-- START OF Selected excerpt --

I can’t say he was a friend. I never felt he was a friend. He was a sacred figure to me. Tsarouchis was a rich soul. Such people are rarely born. Very rarely! However, I experienced him a lot, and I think I can say that I knew him well. Without investigating or searching for him. But one could say, ‘What’s so special about Tsarouchis?’ .What does he have? You could not get that sense of knowledge from anywhere else that he gave you, even though he was a sacred monster both as a person and culturally. He was approachable and loved people. He was elusive. Look, above all, Kavafy is not considered a person who rationalizes, but he destroyed his self-image by revealing it. Tsarouchis did not destroy himself. He protected himself.
You come from an artistic family.
My brother Thomas was above all a painter! He was a great talent. I’m not saying this as a figure of speech; he was a truly great artist. If I’m a 1 on a scale of 1 to 10, he is a 10! He was a soldier when I got into the School of Fine Arts. He cried with joy that I was accepted first in this school, even though he himself had been accepted first without competition. I was late to start my studies. I lost my mother right after finishing middle school, and I took over the household because I was the only woman. This meant responsibility.

-- END OF Selected excerpt --
-- START OF Data supplied --

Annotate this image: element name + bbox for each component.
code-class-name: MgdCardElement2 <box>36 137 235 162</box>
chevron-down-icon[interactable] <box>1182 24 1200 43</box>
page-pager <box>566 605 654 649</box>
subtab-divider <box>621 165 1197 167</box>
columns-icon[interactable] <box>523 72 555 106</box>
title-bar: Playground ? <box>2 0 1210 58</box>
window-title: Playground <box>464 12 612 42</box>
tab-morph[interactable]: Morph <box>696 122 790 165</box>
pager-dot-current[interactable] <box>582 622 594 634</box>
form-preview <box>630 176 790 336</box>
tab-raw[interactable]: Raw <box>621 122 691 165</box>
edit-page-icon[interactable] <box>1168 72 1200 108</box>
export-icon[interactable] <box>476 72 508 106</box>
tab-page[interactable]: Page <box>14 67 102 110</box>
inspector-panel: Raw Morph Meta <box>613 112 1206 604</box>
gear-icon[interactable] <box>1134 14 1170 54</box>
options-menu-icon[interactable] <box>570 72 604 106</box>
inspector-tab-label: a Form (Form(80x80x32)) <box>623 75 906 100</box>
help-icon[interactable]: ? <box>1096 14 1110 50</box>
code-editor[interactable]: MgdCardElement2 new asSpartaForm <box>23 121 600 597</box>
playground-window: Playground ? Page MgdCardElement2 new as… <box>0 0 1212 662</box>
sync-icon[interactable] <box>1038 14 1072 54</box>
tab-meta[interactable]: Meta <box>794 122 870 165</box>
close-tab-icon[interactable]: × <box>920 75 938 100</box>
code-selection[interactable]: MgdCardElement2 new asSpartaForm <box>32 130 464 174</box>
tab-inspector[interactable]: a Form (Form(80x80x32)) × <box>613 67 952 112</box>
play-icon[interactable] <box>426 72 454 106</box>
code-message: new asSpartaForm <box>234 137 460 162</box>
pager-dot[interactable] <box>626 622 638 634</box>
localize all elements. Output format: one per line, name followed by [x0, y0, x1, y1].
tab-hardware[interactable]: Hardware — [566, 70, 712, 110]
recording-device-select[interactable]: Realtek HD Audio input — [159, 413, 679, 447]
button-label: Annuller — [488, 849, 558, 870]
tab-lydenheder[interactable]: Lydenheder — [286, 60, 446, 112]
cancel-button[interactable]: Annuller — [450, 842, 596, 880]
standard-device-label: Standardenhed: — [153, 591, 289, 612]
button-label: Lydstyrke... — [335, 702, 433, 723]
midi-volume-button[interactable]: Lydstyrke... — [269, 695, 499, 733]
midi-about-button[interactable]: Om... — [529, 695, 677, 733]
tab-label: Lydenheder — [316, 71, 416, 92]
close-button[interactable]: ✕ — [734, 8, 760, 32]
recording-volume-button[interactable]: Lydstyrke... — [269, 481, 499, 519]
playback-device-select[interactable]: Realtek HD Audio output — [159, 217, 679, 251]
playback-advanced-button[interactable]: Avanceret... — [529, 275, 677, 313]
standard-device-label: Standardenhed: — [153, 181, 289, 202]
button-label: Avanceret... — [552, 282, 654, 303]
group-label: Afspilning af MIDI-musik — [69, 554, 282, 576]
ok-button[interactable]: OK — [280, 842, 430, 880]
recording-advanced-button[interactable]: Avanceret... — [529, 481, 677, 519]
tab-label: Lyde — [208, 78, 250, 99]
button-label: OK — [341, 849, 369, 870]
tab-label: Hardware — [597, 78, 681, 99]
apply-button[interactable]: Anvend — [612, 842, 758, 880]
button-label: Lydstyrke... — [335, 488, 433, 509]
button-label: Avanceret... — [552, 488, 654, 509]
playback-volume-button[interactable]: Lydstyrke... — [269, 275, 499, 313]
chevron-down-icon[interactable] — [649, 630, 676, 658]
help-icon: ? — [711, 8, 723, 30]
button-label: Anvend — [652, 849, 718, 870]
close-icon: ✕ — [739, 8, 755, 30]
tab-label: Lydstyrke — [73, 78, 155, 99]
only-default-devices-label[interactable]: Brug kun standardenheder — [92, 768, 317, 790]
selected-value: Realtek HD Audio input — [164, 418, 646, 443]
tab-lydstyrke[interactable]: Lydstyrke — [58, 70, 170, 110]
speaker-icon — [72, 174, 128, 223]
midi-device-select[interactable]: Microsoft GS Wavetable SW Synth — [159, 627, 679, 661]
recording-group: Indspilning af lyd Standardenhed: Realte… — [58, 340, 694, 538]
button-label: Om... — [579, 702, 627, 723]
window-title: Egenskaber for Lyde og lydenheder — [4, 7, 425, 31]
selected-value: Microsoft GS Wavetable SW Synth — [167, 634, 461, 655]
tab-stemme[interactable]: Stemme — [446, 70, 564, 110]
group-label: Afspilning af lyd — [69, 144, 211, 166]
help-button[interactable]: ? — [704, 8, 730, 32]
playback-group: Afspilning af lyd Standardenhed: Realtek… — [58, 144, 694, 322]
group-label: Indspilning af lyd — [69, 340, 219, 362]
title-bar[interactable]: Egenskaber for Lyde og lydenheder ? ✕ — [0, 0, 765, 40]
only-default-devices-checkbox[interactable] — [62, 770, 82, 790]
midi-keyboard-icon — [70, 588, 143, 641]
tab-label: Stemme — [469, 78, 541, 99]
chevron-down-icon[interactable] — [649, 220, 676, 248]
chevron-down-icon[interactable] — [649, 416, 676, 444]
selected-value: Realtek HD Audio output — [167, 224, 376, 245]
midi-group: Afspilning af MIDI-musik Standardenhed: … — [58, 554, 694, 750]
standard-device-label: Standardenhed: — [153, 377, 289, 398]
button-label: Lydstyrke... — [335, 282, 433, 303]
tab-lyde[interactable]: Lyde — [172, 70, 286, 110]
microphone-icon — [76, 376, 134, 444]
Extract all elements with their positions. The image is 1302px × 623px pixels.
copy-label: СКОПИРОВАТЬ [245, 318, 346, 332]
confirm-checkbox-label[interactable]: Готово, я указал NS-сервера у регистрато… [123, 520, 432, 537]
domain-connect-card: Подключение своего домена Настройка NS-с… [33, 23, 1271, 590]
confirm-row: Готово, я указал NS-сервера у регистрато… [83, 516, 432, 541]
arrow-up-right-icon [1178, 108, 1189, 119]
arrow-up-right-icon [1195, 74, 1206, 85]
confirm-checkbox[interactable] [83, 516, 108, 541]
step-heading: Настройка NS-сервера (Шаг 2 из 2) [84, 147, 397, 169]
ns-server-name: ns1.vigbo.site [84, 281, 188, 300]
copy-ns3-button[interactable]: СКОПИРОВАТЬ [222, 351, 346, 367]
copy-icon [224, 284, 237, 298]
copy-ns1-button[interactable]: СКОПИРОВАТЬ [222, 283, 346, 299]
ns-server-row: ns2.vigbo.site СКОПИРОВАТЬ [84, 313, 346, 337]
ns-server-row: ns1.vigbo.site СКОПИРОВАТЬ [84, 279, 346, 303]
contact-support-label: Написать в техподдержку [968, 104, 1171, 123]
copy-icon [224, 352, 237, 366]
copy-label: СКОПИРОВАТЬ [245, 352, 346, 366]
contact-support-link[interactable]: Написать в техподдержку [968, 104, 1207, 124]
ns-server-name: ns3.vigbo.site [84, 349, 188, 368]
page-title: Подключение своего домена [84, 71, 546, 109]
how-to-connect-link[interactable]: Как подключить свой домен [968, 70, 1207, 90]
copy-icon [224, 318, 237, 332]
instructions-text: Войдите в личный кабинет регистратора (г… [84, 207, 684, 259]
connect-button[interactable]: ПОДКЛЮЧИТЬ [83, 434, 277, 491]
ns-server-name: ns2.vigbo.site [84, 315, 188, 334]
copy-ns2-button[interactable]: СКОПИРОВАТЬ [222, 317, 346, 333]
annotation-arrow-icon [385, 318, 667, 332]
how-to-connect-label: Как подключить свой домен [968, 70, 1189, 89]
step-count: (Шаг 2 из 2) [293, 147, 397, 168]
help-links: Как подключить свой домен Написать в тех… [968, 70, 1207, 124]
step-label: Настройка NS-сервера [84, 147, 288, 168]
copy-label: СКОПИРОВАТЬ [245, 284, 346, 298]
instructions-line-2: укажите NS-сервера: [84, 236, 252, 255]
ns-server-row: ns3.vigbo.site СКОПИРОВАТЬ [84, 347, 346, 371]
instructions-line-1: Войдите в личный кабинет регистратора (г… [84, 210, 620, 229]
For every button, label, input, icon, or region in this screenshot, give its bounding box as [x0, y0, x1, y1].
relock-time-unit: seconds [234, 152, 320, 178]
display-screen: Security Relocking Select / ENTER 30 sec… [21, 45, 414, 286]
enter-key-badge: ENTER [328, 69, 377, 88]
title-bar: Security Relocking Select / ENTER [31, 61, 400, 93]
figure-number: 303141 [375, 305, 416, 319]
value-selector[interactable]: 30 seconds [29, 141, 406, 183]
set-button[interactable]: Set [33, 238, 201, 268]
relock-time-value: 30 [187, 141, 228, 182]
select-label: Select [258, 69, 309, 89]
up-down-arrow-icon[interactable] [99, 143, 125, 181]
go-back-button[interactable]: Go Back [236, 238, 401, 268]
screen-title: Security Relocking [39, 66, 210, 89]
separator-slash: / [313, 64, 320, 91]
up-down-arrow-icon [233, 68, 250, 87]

-- END OF Data supplied --

■ **Brief 1**
Decide whether each statement agrees with the interview excerpt, answering yes or no and quoting the words from the excerpt that settle it: (a) The speaker regarded Tsarouchis as a friend. (b) Thomas was accepted first into the school without competition. (c) The speaker began studying at the School of Fine Arts early.
■ **Brief 2**
Filter the records down to every line that contains the string "musik", and copy each of those lines.
The interview excerpt and the records have nothing to do with each other.

■ **Exercise result 1**
(a) No: "I can’t say he was a friend."
(b) Yes: "even though he himself had been accepted first without competition."
(c) No: "I was late to start my studies."

■ **Exercise result 2**
group-label: Afspilning af MIDI-musik — [69, 554, 282, 576]
midi-group: Afspilning af MIDI-musik Standardenhed: … — [58, 554, 694, 750]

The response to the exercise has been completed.